EXERCISE DETAILS: Look through the records and report how many lines include the word "ylabel", with no other words.

Dataset entries on figures:
'''
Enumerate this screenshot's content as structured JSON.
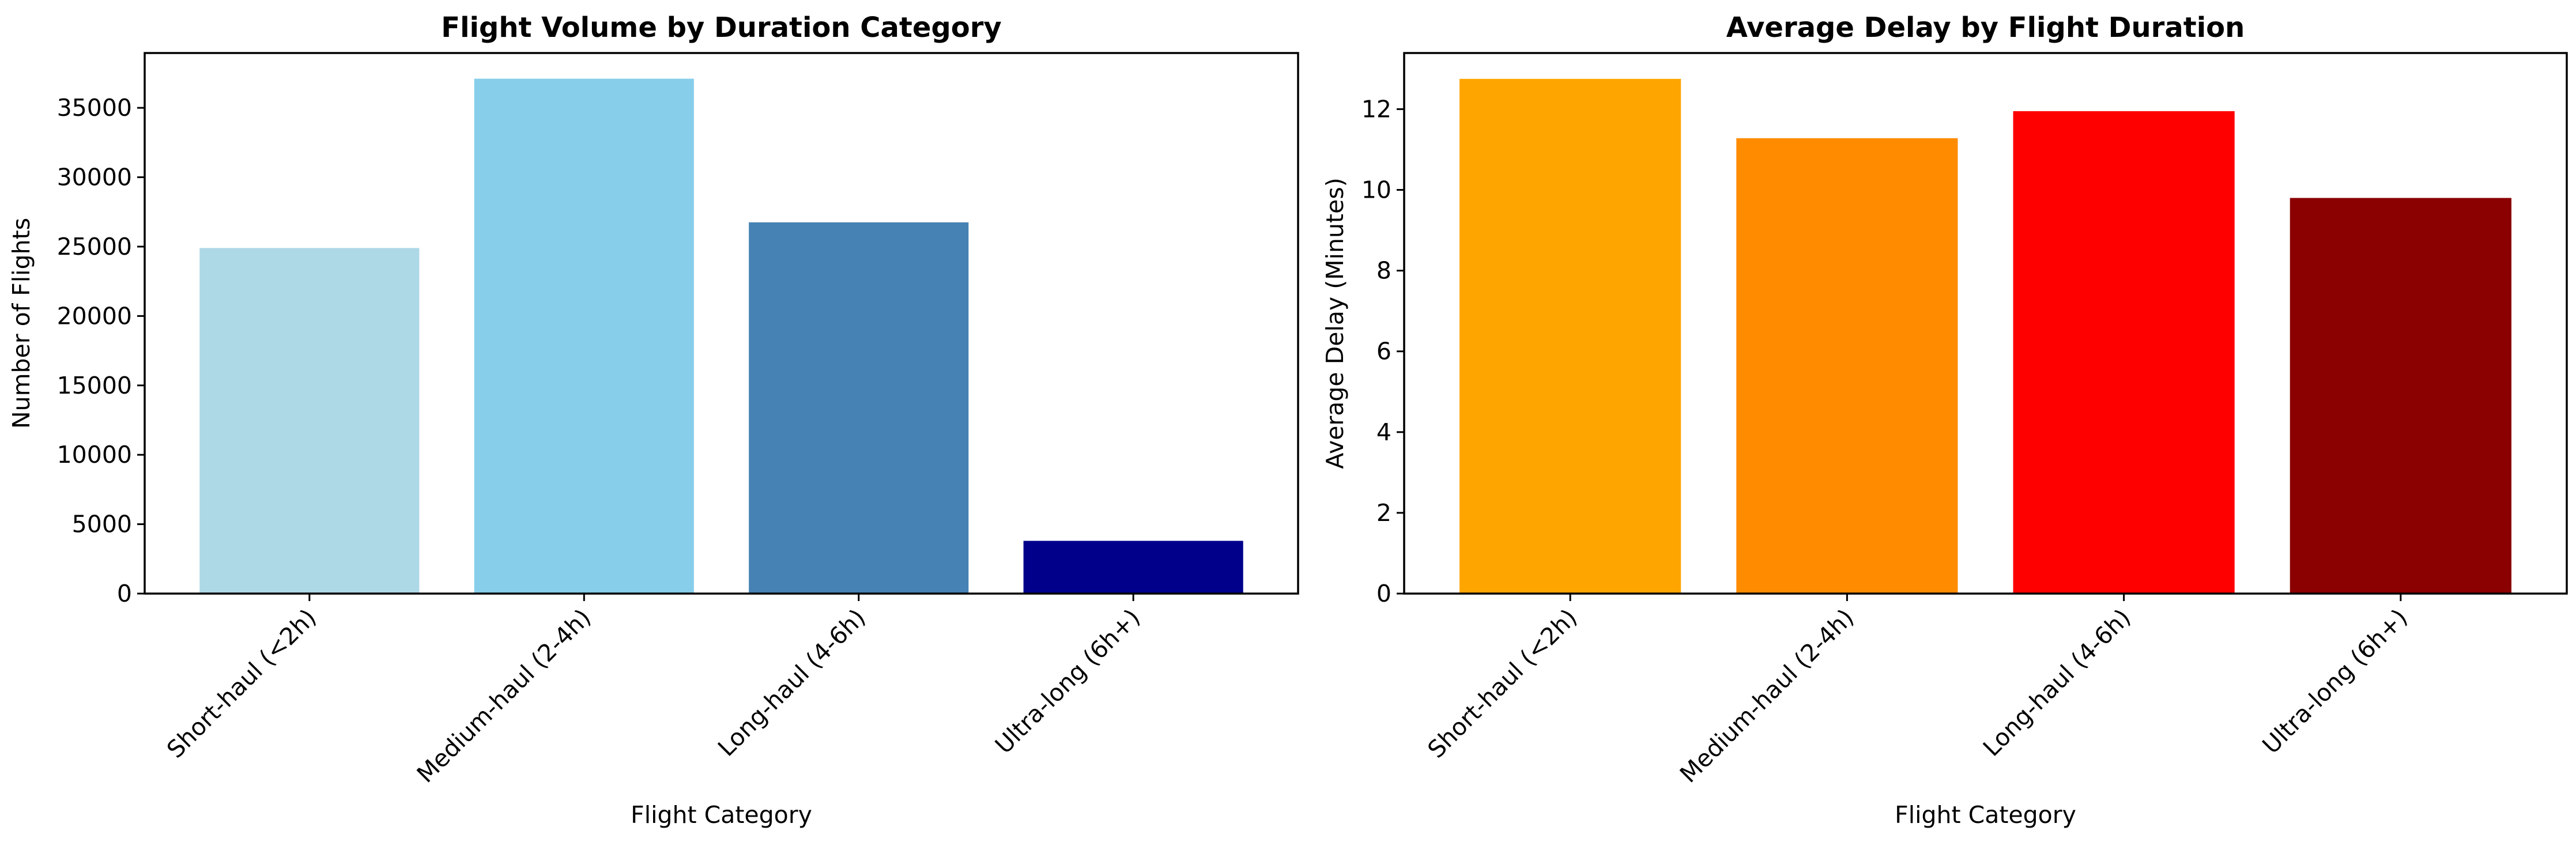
{
  "chart_data": [
    {
      "type": "bar",
      "title": "Flight Volume by Duration Category",
      "xlabel": "Flight Category",
      "ylabel": "Number of Flights",
      "categories": [
        "Short-haul (<2h)",
        "Medium-haul (2-4h)",
        "Long-haul (4-6h)",
        "Ultra-long (6h+)"
      ],
      "values": [
        24900,
        37100,
        26750,
        3800
      ],
      "colors": [
        "#add8e6",
        "#87ceeb",
        "#4682b4",
        "#00008b"
      ],
      "ylim": [
        0,
        38950
      ],
      "yticks": [
        0,
        5000,
        10000,
        15000,
        20000,
        25000,
        30000,
        35000
      ],
      "grid": false
    },
    {
      "type": "bar",
      "title": "Average Delay by Flight Duration",
      "xlabel": "Flight Category",
      "ylabel": "Average Delay (Minutes)",
      "categories": [
        "Short-haul (<2h)",
        "Medium-haul (2-4h)",
        "Long-haul (4-6h)",
        "Ultra-long (6h+)"
      ],
      "values": [
        12.75,
        11.28,
        11.95,
        9.8
      ],
      "colors": [
        "#ffa500",
        "#ff8c00",
        "#ff0000",
        "#8b0000"
      ],
      "ylim": [
        0,
        13.39
      ],
      "yticks": [
        0,
        2,
        4,
        6,
        8,
        10,
        12
      ],
      "grid": false
    }
  ]
}
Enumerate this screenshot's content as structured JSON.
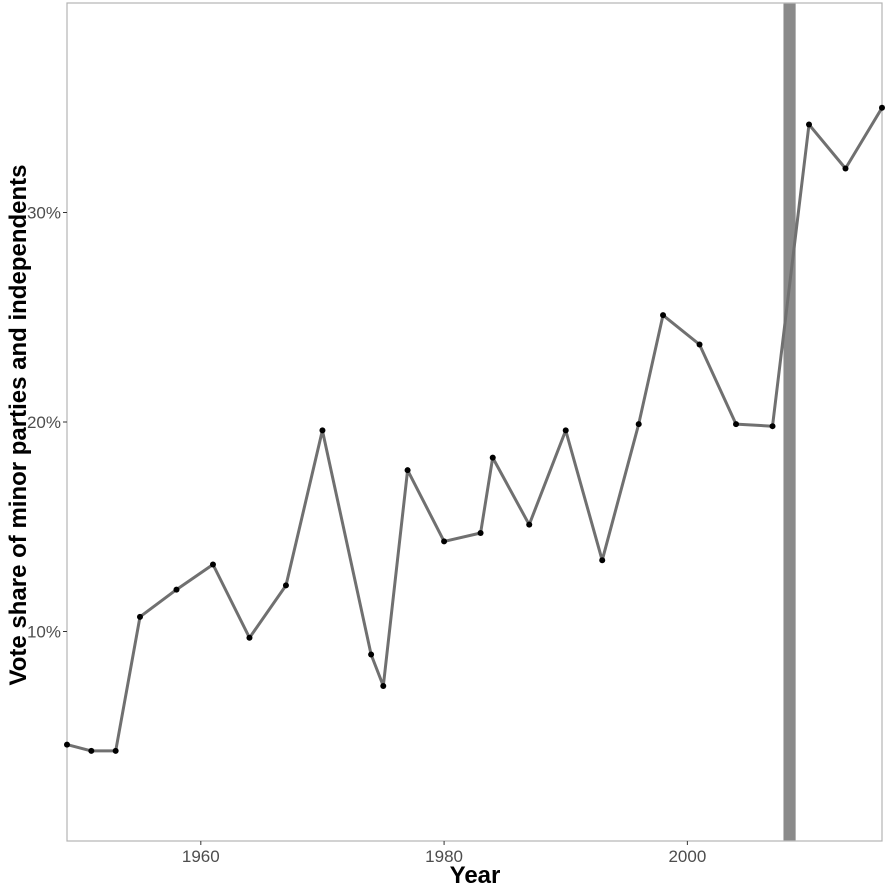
{
  "chart_data": {
    "type": "line",
    "title": "",
    "xlabel": "Year",
    "ylabel": "Vote share of minor parties and independents",
    "xlim": [
      1949,
      2016
    ],
    "ylim": [
      0,
      40
    ],
    "x_ticks": [
      1960,
      1980,
      2000
    ],
    "y_ticks": [
      10,
      20,
      30
    ],
    "x_tick_labels": [
      "1960",
      "1980",
      "2000"
    ],
    "y_tick_labels": [
      "10%",
      "20%",
      "30%"
    ],
    "grid": false,
    "highlight_band": {
      "x_start": 2007.9,
      "x_end": 2008.9,
      "color": "#8a8a8a"
    },
    "line_color": "#707070",
    "point_color": "#000000",
    "series": [
      {
        "x": [
          1949,
          1951,
          1953,
          1955,
          1958,
          1961,
          1964,
          1967,
          1970,
          1974,
          1975,
          1977,
          1980,
          1983,
          1984,
          1987,
          1990,
          1993,
          1996,
          1998,
          2001,
          2004,
          2007,
          2010,
          2013,
          2016
        ],
        "values": [
          4.6,
          4.3,
          4.3,
          10.7,
          12.0,
          13.2,
          9.7,
          12.2,
          19.6,
          8.9,
          7.4,
          17.7,
          14.3,
          14.7,
          18.3,
          15.1,
          19.6,
          13.4,
          19.9,
          25.1,
          23.7,
          19.9,
          19.8,
          34.2,
          32.1,
          35.0
        ]
      }
    ]
  }
}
'''
EXERCISE RESULT: 3